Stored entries
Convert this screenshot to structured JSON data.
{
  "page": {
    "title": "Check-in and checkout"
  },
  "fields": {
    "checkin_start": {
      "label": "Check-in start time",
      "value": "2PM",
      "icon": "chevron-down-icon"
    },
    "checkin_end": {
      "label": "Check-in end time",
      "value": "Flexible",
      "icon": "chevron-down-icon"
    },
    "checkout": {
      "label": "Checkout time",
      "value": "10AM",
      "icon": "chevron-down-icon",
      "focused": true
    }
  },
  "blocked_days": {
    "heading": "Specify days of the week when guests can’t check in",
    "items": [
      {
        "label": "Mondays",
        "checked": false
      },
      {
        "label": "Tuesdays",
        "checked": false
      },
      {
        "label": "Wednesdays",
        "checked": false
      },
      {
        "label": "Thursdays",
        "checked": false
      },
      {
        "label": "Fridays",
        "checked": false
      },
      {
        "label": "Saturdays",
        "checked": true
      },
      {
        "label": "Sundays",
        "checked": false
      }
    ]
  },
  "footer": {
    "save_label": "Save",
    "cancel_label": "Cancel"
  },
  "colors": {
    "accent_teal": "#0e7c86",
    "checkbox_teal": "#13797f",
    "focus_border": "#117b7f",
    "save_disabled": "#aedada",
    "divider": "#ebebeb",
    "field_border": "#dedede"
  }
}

- _YOUR TASK_: Scan the material above. Extract every line in which the word "time" occurs.

- _SOLUTION TO THIS TASK_:
      "label": "Check-in start time",
      "label": "Check-in end time",
      "label": "Checkout time",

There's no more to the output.